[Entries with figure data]
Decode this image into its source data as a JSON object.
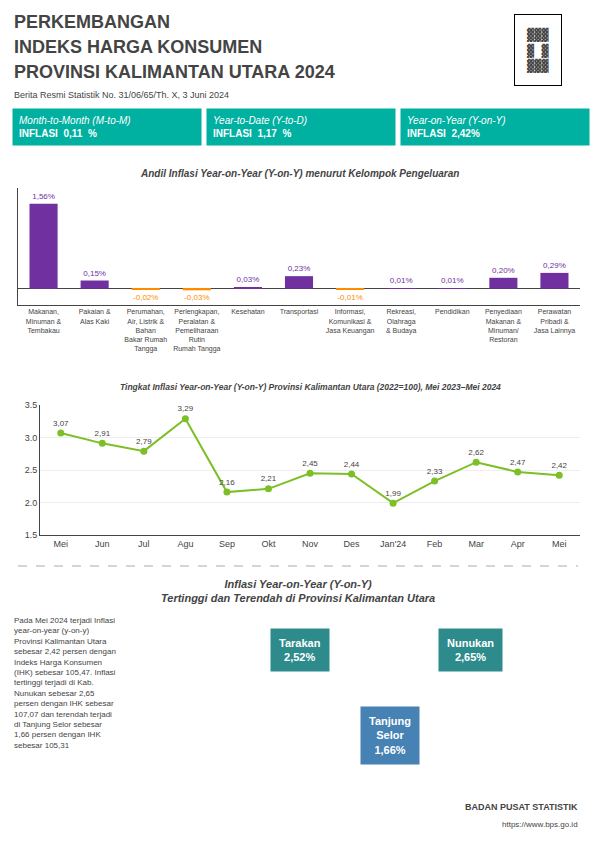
{
  "title": "PERKEMBANGAN\nINDEKS HARGA KONSUMEN\nPROVINSI KALIMANTAN UTARA 2024",
  "subtitle": "Berita Resmi Statistik No. 31/06/65/Th. X, 3 Juni 2024",
  "annotations": [
    {
      "text": "Month-to-Month (M-to-M)\nINFLASI  0,11  %",
      "color": "#00B0A0"
    },
    {
      "text": "Year-to-Date (Y-to-D)\nINFLASI  1,17  %",
      "color": "#00B0A0"
    },
    {
      "text": "Year-on-Year (Y-on-Y)\nINFLASI  2,42%",
      "color": "#00B0A0"
    },
    {
      "text": "▓▓▓\n▓ ▓\n▓▓▓"
    },
    {
      "text": "Inflasi Year-on-Year (Y-on-Y)\nTertinggi dan Terendah di Provinsi Kalimantan Utara"
    },
    {
      "text": "Pada Mei 2024 terjadi Inflasi\nyear-on-year (y-on-y)\nProvinsi Kalimantan Utara\nsebesar 2,42 persen dengan\nIndeks Harga Konsumen\n(IHK) sebesar 105,47. Inflasi\ntertinggi terjadi di Kab.\nNunukan sebesar 2,65\npersen dengan IHK sebesar\n107,07 dan terendah terjadi\ndi Tanjung Selor sebesar\n1,66 persen dengan IHK\nsebesar 105,31"
    },
    {
      "text": "Tarakan\n2,52%",
      "color": "#2E8B8B"
    },
    {
      "text": "Nunukan\n2,65%",
      "color": "#2E8B8B"
    },
    {
      "text": "Tanjung\nSelor\n1,66%",
      "color": "#4682B4"
    },
    {
      "text": "BADAN PUSAT STATISTIK"
    },
    {
      "text": "https://www.bps.go.id"
    }
  ],
  "chart_data": [
    {
      "type": "bar",
      "title": "Andil Inflasi Year-on-Year (Y-on-Y) menurut Kelompok Pengeluaran",
      "categories": [
        "Makanan,\nMinuman &\nTembakau",
        "Pakaian &\nAlas Kaki",
        "Perumahan,\nAir, Listrik &\nBahan\nBakar Rumah\nTangga",
        "Perlengkapan,\nPeralatan &\nPemeliharaan\nRutin\nRumah Tangga",
        "Kesehatan",
        "Transportasi",
        "Informasi,\nKomunikasi &\nJasa Keuangan",
        "Rekreasi,\nOlahraga\n& Budaya",
        "Pendidikan",
        "Penyediaan\nMakanan &\nMinuman/\nRestoran",
        "Perawatan\nPribadi &\nJasa Lainnya"
      ],
      "values": [
        1.56,
        0.15,
        -0.02,
        -0.03,
        0.03,
        0.23,
        -0.01,
        0.01,
        0.01,
        0.2,
        0.29
      ],
      "value_labels": [
        "1,56%",
        "0,15%",
        "-0,02%",
        "-0,03%",
        "0,03%",
        "0,23%",
        "-0,01%",
        "0,01%",
        "0,01%",
        "0,20%",
        "0,29%"
      ],
      "colors": [
        "#7030A0",
        "#7030A0",
        "#FF8C00",
        "#FF8C00",
        "#7030A0",
        "#7030A0",
        "#FF8C00",
        "#7030A0",
        "#7030A0",
        "#7030A0",
        "#7030A0"
      ],
      "data_labels": true,
      "ylim": [
        -0.3,
        1.85
      ],
      "yticks": [],
      "tick_labels": "x",
      "grid": false
    },
    {
      "type": "line",
      "title": "Tingkat Inflasi Year-on-Year (Y-on-Y) Provinsi Kalimantan Utara (2022=100), Mei 2023–Mei 2024",
      "categories": [
        "Mei",
        "Jun",
        "Jul",
        "Agu",
        "Sep",
        "Okt",
        "Nov",
        "Des",
        "Jan'24",
        "Feb",
        "Mar",
        "Apr",
        "Mei"
      ],
      "values": [
        3.07,
        2.91,
        2.79,
        3.29,
        2.16,
        2.21,
        2.45,
        2.44,
        1.99,
        2.33,
        2.62,
        2.47,
        2.42
      ],
      "value_labels": [
        "3,07",
        "2,91",
        "2,79",
        "3,29",
        "2,16",
        "2,21",
        "2,45",
        "2,44",
        "1,99",
        "2,33",
        "2,62",
        "2,47",
        "2,42"
      ],
      "color": "#7CBF26",
      "marker": "circle",
      "data_labels": true,
      "ylim": [
        1.5,
        3.5
      ],
      "yticks": [
        1.5,
        {
          "value": 2.0,
          "label": "2.0"
        },
        2.5,
        {
          "value": 3.0,
          "label": "3.0"
        },
        3.5
      ],
      "grid": true
    }
  ]
}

**Short problem**
Set every line down exactly as written, leaving each picture out.

**Worked solution**
Decode this image into its source data as a JSON object.
{
  "title": "PERKEMBANGAN\nINDEKS HARGA KONSUMEN\nPROVINSI KALIMANTAN UTARA 2024",
  "subtitle": "Berita Resmi Statistik No. 31/06/65/Th. X, 3 Juni 2024",
  "annotations": [
    {
      "text": "Month-to-Month (M-to-M)\nINFLASI  0,11  %",
      "color": "#00B0A0"
    },
    {
      "text": "Year-to-Date (Y-to-D)\nINFLASI  1,17  %",
      "color": "#00B0A0"
    },
    {
      "text": "Year-on-Year (Y-on-Y)\nINFLASI  2,42%",
      "color": "#00B0A0"
    },
    {
      "text": "▓▓▓\n▓ ▓\n▓▓▓"
    },
    {
      "text": "Inflasi Year-on-Year (Y-on-Y)\nTertinggi dan Terendah di Provinsi Kalimantan Utara"
    },
    {
      "text": "Pada Mei 2024 terjadi Inflasi\nyear-on-year (y-on-y)\nProvinsi Kalimantan Utara\nsebesar 2,42 persen dengan\nIndeks Harga Konsumen\n(IHK) sebesar 105,47. Inflasi\ntertinggi terjadi di Kab.\nNunukan sebesar 2,65\npersen dengan IHK sebesar\n107,07 dan terendah terjadi\ndi Tanjung Selor sebesar\n1,66 persen dengan IHK\nsebesar 105,31"
    },
    {
      "text": "Tarakan\n2,52%",
      "color": "#2E8B8B"
    },
    {
      "text": "Nunukan\n2,65%",
      "color": "#2E8B8B"
    },
    {
      "text": "Tanjung\nSelor\n1,66%",
      "color": "#4682B4"
    },
    {
      "text": "BADAN PUSAT STATISTIK"
    },
    {
      "text": "https://www.bps.go.id"
    }
  ],
  "chart_data": [
    {
      "type": "bar",
      "title": "Andil Inflasi Year-on-Year (Y-on-Y) menurut Kelompok Pengeluaran",
      "categories": [
        "Makanan,\nMinuman &\nTembakau",
        "Pakaian &\nAlas Kaki",
        "Perumahan,\nAir, Listrik &\nBahan\nBakar Rumah\nTangga",
        "Perlengkapan,\nPeralatan &\nPemeliharaan\nRutin\nRumah Tangga",
        "Kesehatan",
        "Transportasi",
        "Informasi,\nKomunikasi &\nJasa Keuangan",
        "Rekreasi,\nOlahraga\n& Budaya",
        "Pendidikan",
        "Penyediaan\nMakanan &\nMinuman/\nRestoran",
        "Perawatan\nPribadi &\nJasa Lainnya"
      ],
      "values": [
        1.56,
        0.15,
        -0.02,
        -0.03,
        0.03,
        0.23,
        -0.01,
        0.01,
        0.01,
        0.2,
        0.29
      ],
      "value_labels": [
        "1,56%",
        "0,15%",
        "-0,02%",
        "-0,03%",
        "0,03%",
        "0,23%",
        "-0,01%",
        "0,01%",
        "0,01%",
        "0,20%",
        "0,29%"
      ],
      "colors": [
        "#7030A0",
        "#7030A0",
        "#FF8C00",
        "#FF8C00",
        "#7030A0",
        "#7030A0",
        "#FF8C00",
        "#7030A0",
        "#7030A0",
        "#7030A0",
        "#7030A0"
      ],
      "data_labels": true,
      "ylim": [
        -0.3,
        1.85
      ],
      "yticks": [],
      "tick_labels": "x",
      "grid": false
    },
    {
      "type": "line",
      "title": "Tingkat Inflasi Year-on-Year (Y-on-Y) Provinsi Kalimantan Utara (2022=100), Mei 2023–Mei 2024",
      "categories": [
        "Mei",
        "Jun",
        "Jul",
        "Agu",
        "Sep",
        "Okt",
        "Nov",
        "Des",
        "Jan'24",
        "Feb",
        "Mar",
        "Apr",
        "Mei"
      ],
      "values": [
        3.07,
        2.91,
        2.79,
        3.29,
        2.16,
        2.21,
        2.45,
        2.44,
        1.99,
        2.33,
        2.62,
        2.47,
        2.42
      ],
      "value_labels": [
        "3,07",
        "2,91",
        "2,79",
        "3,29",
        "2,16",
        "2,21",
        "2,45",
        "2,44",
        "1,99",
        "2,33",
        "2,62",
        "2,47",
        "2,42"
      ],
      "color": "#7CBF26",
      "marker": "circle",
      "data_labels": true,
      "ylim": [
        1.5,
        3.5
      ],
      "yticks": [
        1.5,
        {
          "value": 2.0,
          "label": "2.0"
        },
        2.5,
        {
          "value": 3.0,
          "label": "3.0"
        },
        3.5
      ],
      "grid": true
    }
  ]
}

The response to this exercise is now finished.